■ Excerpted records:
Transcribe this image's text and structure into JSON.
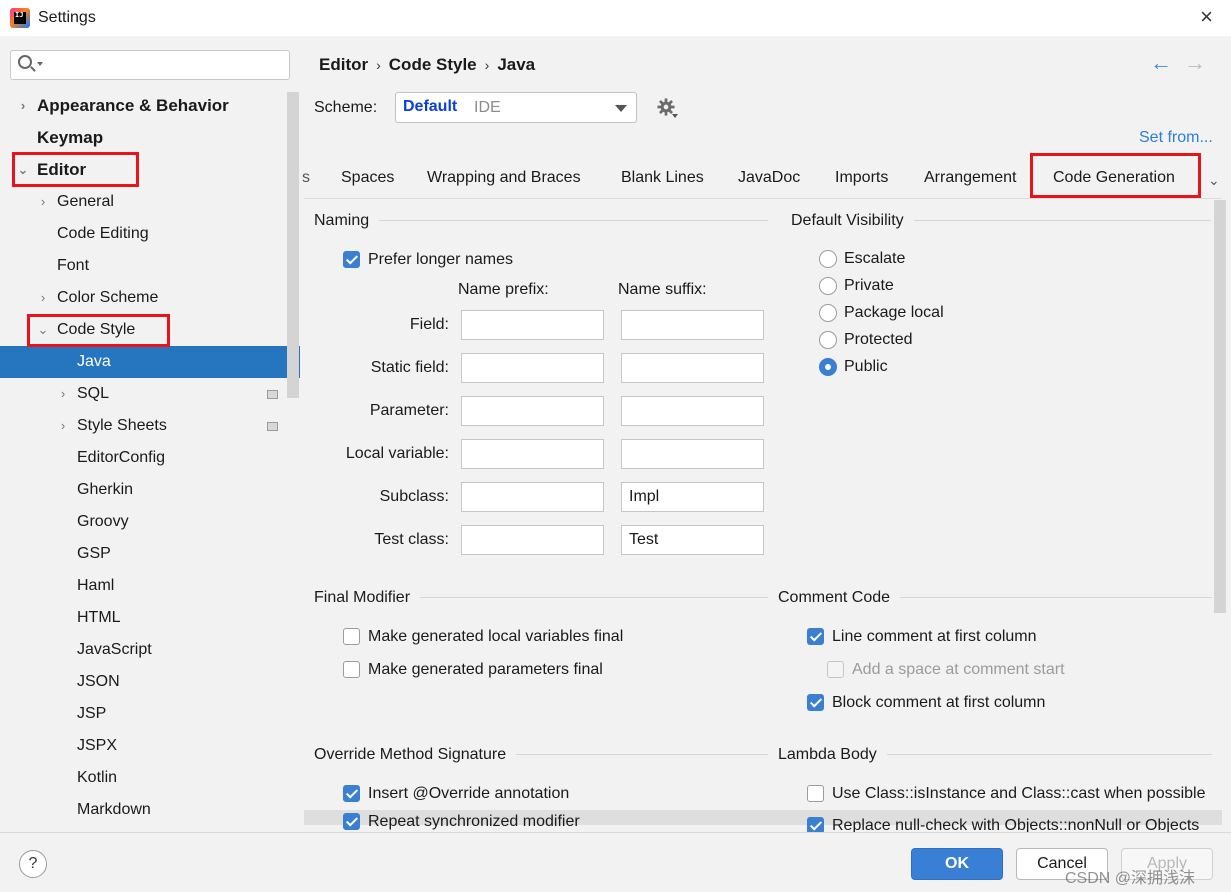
{
  "window": {
    "title": "Settings"
  },
  "search": {
    "placeholder": ""
  },
  "sidebar": {
    "items": [
      {
        "label": "Appearance & Behavior",
        "arrow": "›"
      },
      {
        "label": "Keymap",
        "arrow": ""
      },
      {
        "label": "Editor",
        "arrow": "⌄"
      },
      {
        "label": "General",
        "arrow": "›"
      },
      {
        "label": "Code Editing",
        "arrow": ""
      },
      {
        "label": "Font",
        "arrow": ""
      },
      {
        "label": "Color Scheme",
        "arrow": "›"
      },
      {
        "label": "Code Style",
        "arrow": "⌄"
      },
      {
        "label": "Java",
        "arrow": ""
      },
      {
        "label": "SQL",
        "arrow": "›"
      },
      {
        "label": "Style Sheets",
        "arrow": "›"
      },
      {
        "label": "EditorConfig",
        "arrow": ""
      },
      {
        "label": "Gherkin",
        "arrow": ""
      },
      {
        "label": "Groovy",
        "arrow": ""
      },
      {
        "label": "GSP",
        "arrow": ""
      },
      {
        "label": "Haml",
        "arrow": ""
      },
      {
        "label": "HTML",
        "arrow": ""
      },
      {
        "label": "JavaScript",
        "arrow": ""
      },
      {
        "label": "JSON",
        "arrow": ""
      },
      {
        "label": "JSP",
        "arrow": ""
      },
      {
        "label": "JSPX",
        "arrow": ""
      },
      {
        "label": "Kotlin",
        "arrow": ""
      },
      {
        "label": "Markdown",
        "arrow": ""
      }
    ]
  },
  "breadcrumb": {
    "part1": "Editor",
    "part2": "Code Style",
    "part3": "Java",
    "separator": "›"
  },
  "nav": {
    "back": "←",
    "forward": "→"
  },
  "scheme": {
    "label": "Scheme:",
    "name": "Default",
    "sub": "IDE"
  },
  "set_from": "Set from...",
  "tabs": {
    "items": [
      "s",
      "Spaces",
      "Wrapping and Braces",
      "Blank Lines",
      "JavaDoc",
      "Imports",
      "Arrangement",
      "Code Generation"
    ],
    "active": "Code Generation",
    "more": "⌄"
  },
  "naming": {
    "title": "Naming",
    "prefer_longer": {
      "label": "Prefer longer names",
      "checked": true
    },
    "prefix_header": "Name prefix:",
    "suffix_header": "Name suffix:",
    "rows": [
      {
        "label": "Field:",
        "prefix": "",
        "suffix": ""
      },
      {
        "label": "Static field:",
        "prefix": "",
        "suffix": ""
      },
      {
        "label": "Parameter:",
        "prefix": "",
        "suffix": ""
      },
      {
        "label": "Local variable:",
        "prefix": "",
        "suffix": ""
      },
      {
        "label": "Subclass:",
        "prefix": "",
        "suffix": "Impl"
      },
      {
        "label": "Test class:",
        "prefix": "",
        "suffix": "Test"
      }
    ]
  },
  "visibility": {
    "title": "Default Visibility",
    "options": [
      "Escalate",
      "Private",
      "Package local",
      "Protected",
      "Public"
    ],
    "selected": "Public"
  },
  "final_modifier": {
    "title": "Final Modifier",
    "local_vars": {
      "label": "Make generated local variables final",
      "checked": false
    },
    "params": {
      "label": "Make generated parameters final",
      "checked": false
    }
  },
  "comment_code": {
    "title": "Comment Code",
    "line_first": {
      "label": "Line comment at first column",
      "checked": true
    },
    "add_space": {
      "label": "Add a space at comment start",
      "checked": false
    },
    "block_first": {
      "label": "Block comment at first column",
      "checked": true
    }
  },
  "override": {
    "title": "Override Method Signature",
    "insert": {
      "label": "Insert @Override annotation",
      "checked": true
    },
    "repeat": {
      "label": "Repeat synchronized modifier",
      "checked": true
    }
  },
  "lambda": {
    "title": "Lambda Body",
    "use_class": {
      "label": "Use Class::isInstance and Class::cast when possible",
      "checked": false
    },
    "replace_null": {
      "label": "Replace null-check with Objects::nonNull or Objects",
      "checked": true
    }
  },
  "footer": {
    "help": "?",
    "ok": "OK",
    "cancel": "Cancel",
    "apply": "Apply",
    "watermark": "CSDN @深拥浅沫"
  },
  "colors": {
    "accent": "#2675bf",
    "link": "#2c7fd4",
    "annotation_red": "#e8141c",
    "scheme_name": "#0b3fd6"
  }
}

■ Required work:
Pictures don't belong in the copy. Restate all the entries exactly.

■ Task answer:
Transcribe this image's text and structure into JSON.
{
  "window": {
    "title": "Settings"
  },
  "search": {
    "placeholder": ""
  },
  "sidebar": {
    "items": [
      {
        "label": "Appearance & Behavior",
        "arrow": "›"
      },
      {
        "label": "Keymap",
        "arrow": ""
      },
      {
        "label": "Editor",
        "arrow": "⌄"
      },
      {
        "label": "General",
        "arrow": "›"
      },
      {
        "label": "Code Editing",
        "arrow": ""
      },
      {
        "label": "Font",
        "arrow": ""
      },
      {
        "label": "Color Scheme",
        "arrow": "›"
      },
      {
        "label": "Code Style",
        "arrow": "⌄"
      },
      {
        "label": "Java",
        "arrow": ""
      },
      {
        "label": "SQL",
        "arrow": "›"
      },
      {
        "label": "Style Sheets",
        "arrow": "›"
      },
      {
        "label": "EditorConfig",
        "arrow": ""
      },
      {
        "label": "Gherkin",
        "arrow": ""
      },
      {
        "label": "Groovy",
        "arrow": ""
      },
      {
        "label": "GSP",
        "arrow": ""
      },
      {
        "label": "Haml",
        "arrow": ""
      },
      {
        "label": "HTML",
        "arrow": ""
      },
      {
        "label": "JavaScript",
        "arrow": ""
      },
      {
        "label": "JSON",
        "arrow": ""
      },
      {
        "label": "JSP",
        "arrow": ""
      },
      {
        "label": "JSPX",
        "arrow": ""
      },
      {
        "label": "Kotlin",
        "arrow": ""
      },
      {
        "label": "Markdown",
        "arrow": ""
      }
    ]
  },
  "breadcrumb": {
    "part1": "Editor",
    "part2": "Code Style",
    "part3": "Java",
    "separator": "›"
  },
  "nav": {
    "back": "←",
    "forward": "→"
  },
  "scheme": {
    "label": "Scheme:",
    "name": "Default",
    "sub": "IDE"
  },
  "set_from": "Set from...",
  "tabs": {
    "items": [
      "s",
      "Spaces",
      "Wrapping and Braces",
      "Blank Lines",
      "JavaDoc",
      "Imports",
      "Arrangement",
      "Code Generation"
    ],
    "active": "Code Generation",
    "more": "⌄"
  },
  "naming": {
    "title": "Naming",
    "prefer_longer": {
      "label": "Prefer longer names",
      "checked": true
    },
    "prefix_header": "Name prefix:",
    "suffix_header": "Name suffix:",
    "rows": [
      {
        "label": "Field:",
        "prefix": "",
        "suffix": ""
      },
      {
        "label": "Static field:",
        "prefix": "",
        "suffix": ""
      },
      {
        "label": "Parameter:",
        "prefix": "",
        "suffix": ""
      },
      {
        "label": "Local variable:",
        "prefix": "",
        "suffix": ""
      },
      {
        "label": "Subclass:",
        "prefix": "",
        "suffix": "Impl"
      },
      {
        "label": "Test class:",
        "prefix": "",
        "suffix": "Test"
      }
    ]
  },
  "visibility": {
    "title": "Default Visibility",
    "options": [
      "Escalate",
      "Private",
      "Package local",
      "Protected",
      "Public"
    ],
    "selected": "Public"
  },
  "final_modifier": {
    "title": "Final Modifier",
    "local_vars": {
      "label": "Make generated local variables final",
      "checked": false
    },
    "params": {
      "label": "Make generated parameters final",
      "checked": false
    }
  },
  "comment_code": {
    "title": "Comment Code",
    "line_first": {
      "label": "Line comment at first column",
      "checked": true
    },
    "add_space": {
      "label": "Add a space at comment start",
      "checked": false
    },
    "block_first": {
      "label": "Block comment at first column",
      "checked": true
    }
  },
  "override": {
    "title": "Override Method Signature",
    "insert": {
      "label": "Insert @Override annotation",
      "checked": true
    },
    "repeat": {
      "label": "Repeat synchronized modifier",
      "checked": true
    }
  },
  "lambda": {
    "title": "Lambda Body",
    "use_class": {
      "label": "Use Class::isInstance and Class::cast when possible",
      "checked": false
    },
    "replace_null": {
      "label": "Replace null-check with Objects::nonNull or Objects",
      "checked": true
    }
  },
  "footer": {
    "help": "?",
    "ok": "OK",
    "cancel": "Cancel",
    "apply": "Apply",
    "watermark": "CSDN @深拥浅沫"
  },
  "colors": {
    "accent": "#2675bf",
    "link": "#2c7fd4",
    "annotation_red": "#e8141c",
    "scheme_name": "#0b3fd6"
  }
}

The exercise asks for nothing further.